RECORDS FOR THE EXERCISE:
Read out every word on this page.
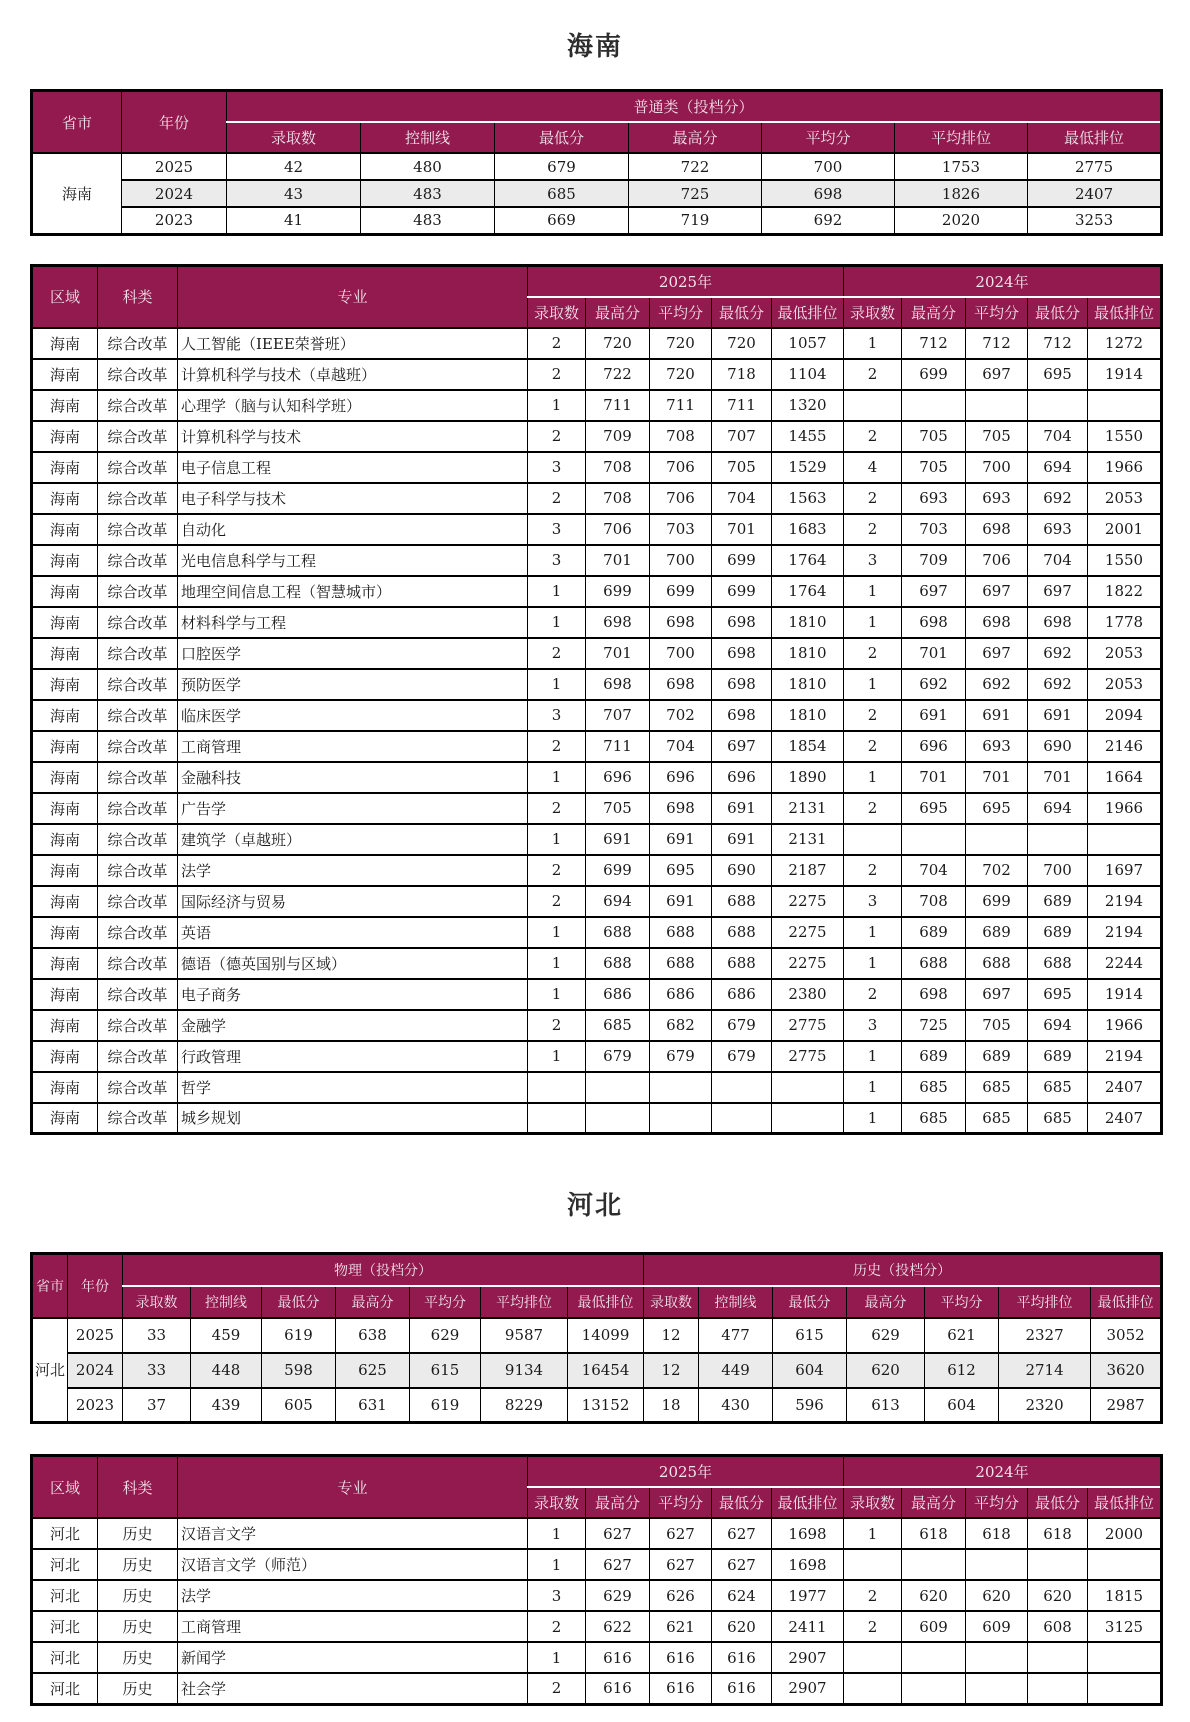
海南
省市	年份	普通类（投档分）						
		录取数	控制线	最低分	最高分	平均分	平均排位	最低排位
海南	2025	42	480	679	722	700	1753	2775
	2024	43	483	685	725	698	1826	2407
	2023	41	483	669	719	692	2020	3253
区域	科类	专业	2025年					2024年				
			录取数	最高分	平均分	最低分	最低排位	录取数	最高分	平均分	最低分	最低排位
海南	综合改革	人工智能（IEEE荣誉班）	2	720	720	720	1057	1	712	712	712	1272
海南	综合改革	计算机科学与技术（卓越班）	2	722	720	718	1104	2	699	697	695	1914
海南	综合改革	心理学（脑与认知科学班）	1	711	711	711	1320					
海南	综合改革	计算机科学与技术	2	709	708	707	1455	2	705	705	704	1550
海南	综合改革	电子信息工程	3	708	706	705	1529	4	705	700	694	1966
海南	综合改革	电子科学与技术	2	708	706	704	1563	2	693	693	692	2053
海南	综合改革	自动化	3	706	703	701	1683	2	703	698	693	2001
海南	综合改革	光电信息科学与工程	3	701	700	699	1764	3	709	706	704	1550
海南	综合改革	地理空间信息工程（智慧城市）	1	699	699	699	1764	1	697	697	697	1822
海南	综合改革	材料科学与工程	1	698	698	698	1810	1	698	698	698	1778
海南	综合改革	口腔医学	2	701	700	698	1810	2	701	697	692	2053
海南	综合改革	预防医学	1	698	698	698	1810	1	692	692	692	2053
海南	综合改革	临床医学	3	707	702	698	1810	2	691	691	691	2094
海南	综合改革	工商管理	2	711	704	697	1854	2	696	693	690	2146
海南	综合改革	金融科技	1	696	696	696	1890	1	701	701	701	1664
海南	综合改革	广告学	2	705	698	691	2131	2	695	695	694	1966
海南	综合改革	建筑学（卓越班）	1	691	691	691	2131					
海南	综合改革	法学	2	699	695	690	2187	2	704	702	700	1697
海南	综合改革	国际经济与贸易	2	694	691	688	2275	3	708	699	689	2194
海南	综合改革	英语	1	688	688	688	2275	1	689	689	689	2194
海南	综合改革	德语（德英国别与区域）	1	688	688	688	2275	1	688	688	688	2244
海南	综合改革	电子商务	1	686	686	686	2380	2	698	697	695	1914
海南	综合改革	金融学	2	685	682	679	2775	3	725	705	694	1966
海南	综合改革	行政管理	1	679	679	679	2775	1	689	689	689	2194
海南	综合改革	哲学						1	685	685	685	2407
海南	综合改革	城乡规划						1	685	685	685	2407
河北
省市	年份	物理（投档分）							历史（投档分）						
		录取数	控制线	最低分	最高分	平均分	平均排位	最低排位	录取数	控制线	最低分	最高分	平均分	平均排位	最低排位
河北	2025	33	459	619	638	629	9587	14099	12	477	615	629	621	2327	3052
	2024	33	448	598	625	615	9134	16454	12	449	604	620	612	2714	3620
	2023	37	439	605	631	619	8229	13152	18	430	596	613	604	2320	2987
区域	科类	专业	2025年					2024年				
			录取数	最高分	平均分	最低分	最低排位	录取数	最高分	平均分	最低分	最低排位
河北	历史	汉语言文学	1	627	627	627	1698	1	618	618	618	2000
河北	历史	汉语言文学（师范）	1	627	627	627	1698					
河北	历史	法学	3	629	626	624	1977	2	620	620	620	1815
河北	历史	工商管理	2	622	621	620	2411	2	609	609	608	3125
河北	历史	新闻学	1	616	616	616	2907					
河北	历史	社会学	2	616	616	616	2907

SET EXERCISE: Which lines contain "汉语言文学"? Copy each of them out.

CORRECT OUTPUT:
河北	历史	汉语言文学	1	627	627	627	1698	1	618	618	618	2000
河北	历史	汉语言文学（师范）	1	627	627	627	1698					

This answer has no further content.